Exercise aim: Exclude the pictures and reproduce the remaining data exactly as written.

Material supplied:
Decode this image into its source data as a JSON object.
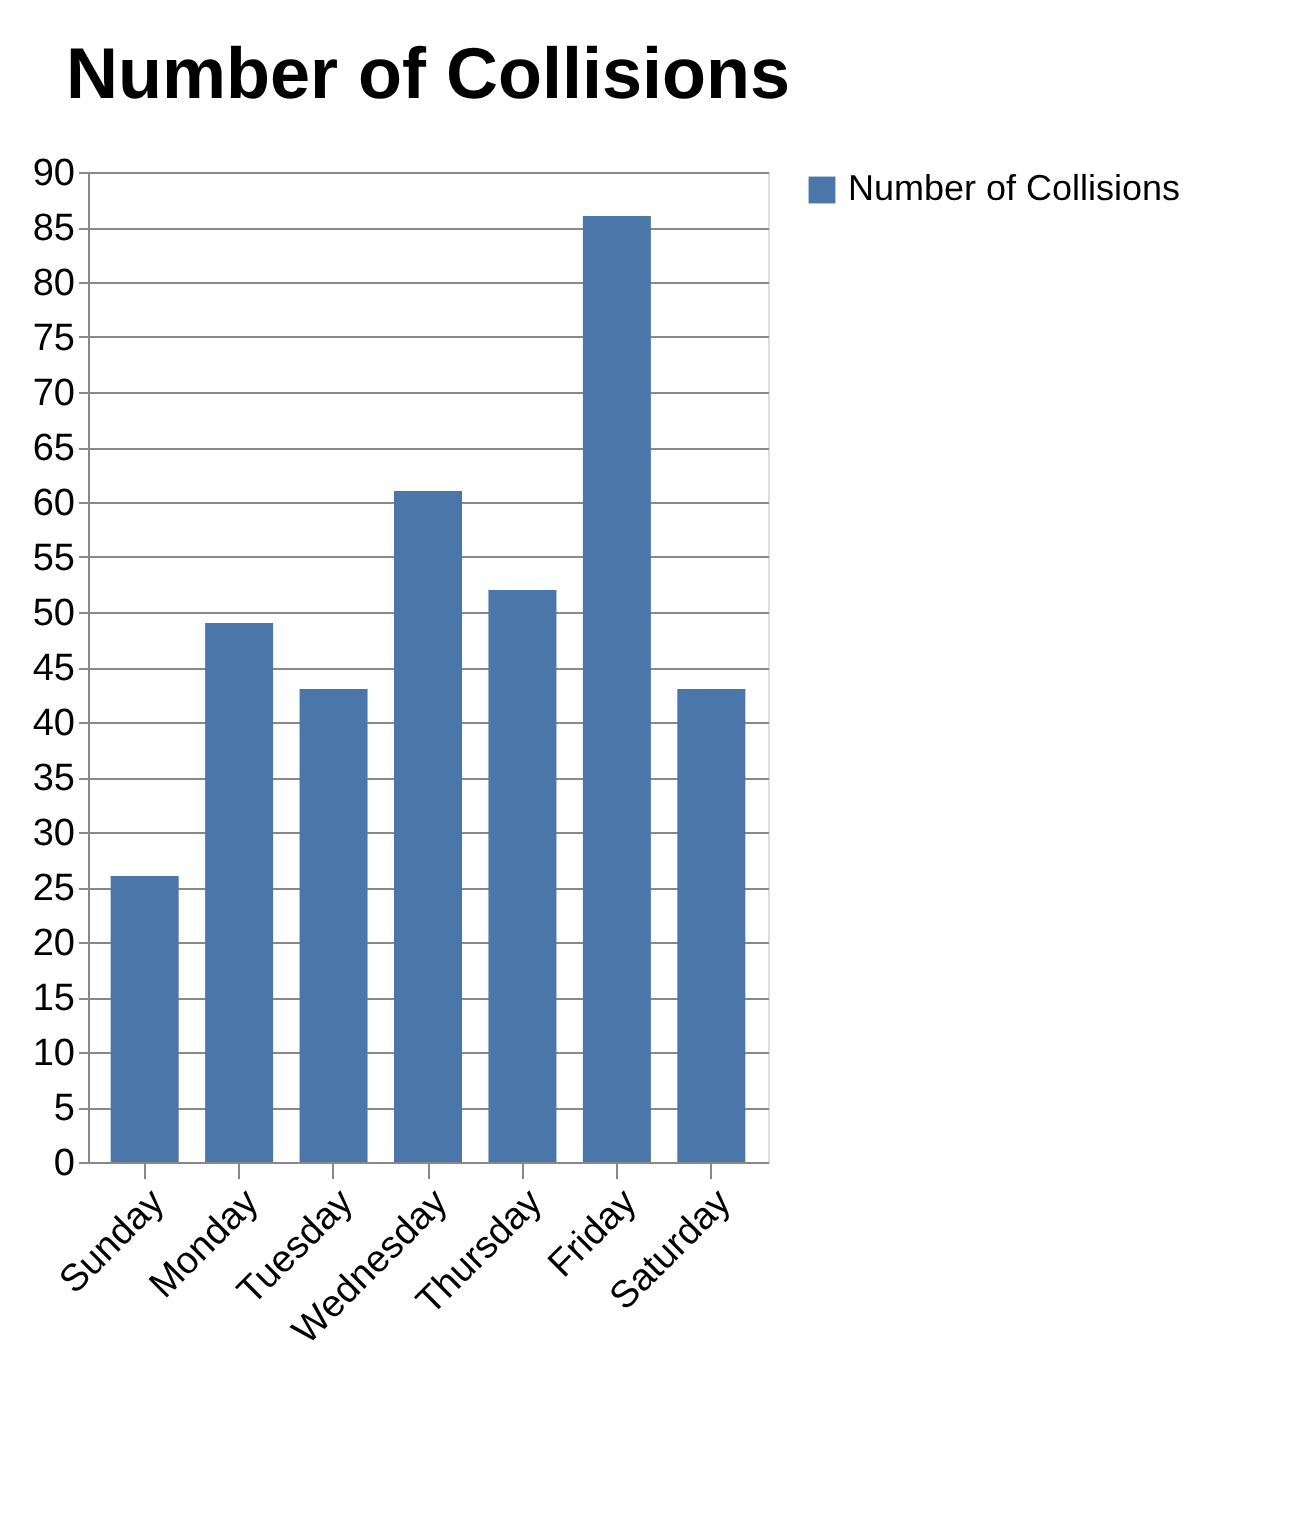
{
  "chart_data": {
    "type": "bar",
    "title": "Number of Collisions",
    "categories": [
      "Sunday",
      "Monday",
      "Tuesday",
      "Wednesday",
      "Thursday",
      "Friday",
      "Saturday"
    ],
    "series": [
      {
        "name": "Number of Collisions",
        "color": "#4a76aa",
        "values": [
          26,
          49,
          43,
          61,
          52,
          86,
          43
        ]
      }
    ],
    "ylim": [
      0,
      90
    ],
    "yticks": [
      0,
      5,
      10,
      15,
      20,
      25,
      30,
      35,
      40,
      45,
      50,
      55,
      60,
      65,
      70,
      75,
      80,
      85,
      90
    ],
    "grid": "y",
    "legend": "right"
  }
}
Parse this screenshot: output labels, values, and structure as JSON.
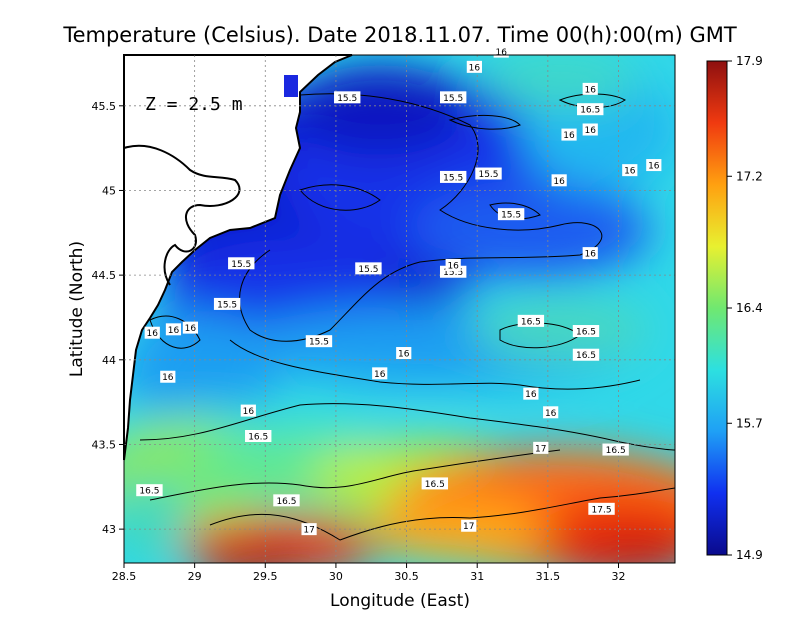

Task output:
Decode this image into its source data as a JSON object.
{
  "chart_data": {
    "type": "bar",
    "title": "Number of Collisions",
    "categories": [
      "Sunday",
      "Monday",
      "Tuesday",
      "Wednesday",
      "Thursday",
      "Friday",
      "Saturday"
    ],
    "series": [
      {
        "name": "Number of Collisions",
        "color": "#4a76aa",
        "values": [
          26,
          49,
          43,
          61,
          52,
          86,
          43
        ]
      }
    ],
    "ylim": [
      0,
      90
    ],
    "yticks": [
      0,
      5,
      10,
      15,
      20,
      25,
      30,
      35,
      40,
      45,
      50,
      55,
      60,
      65,
      70,
      75,
      80,
      85,
      90
    ],
    "grid": "y",
    "legend": "right"
  }
}
Parse this screenshot: output labels, values, and structure as JSON.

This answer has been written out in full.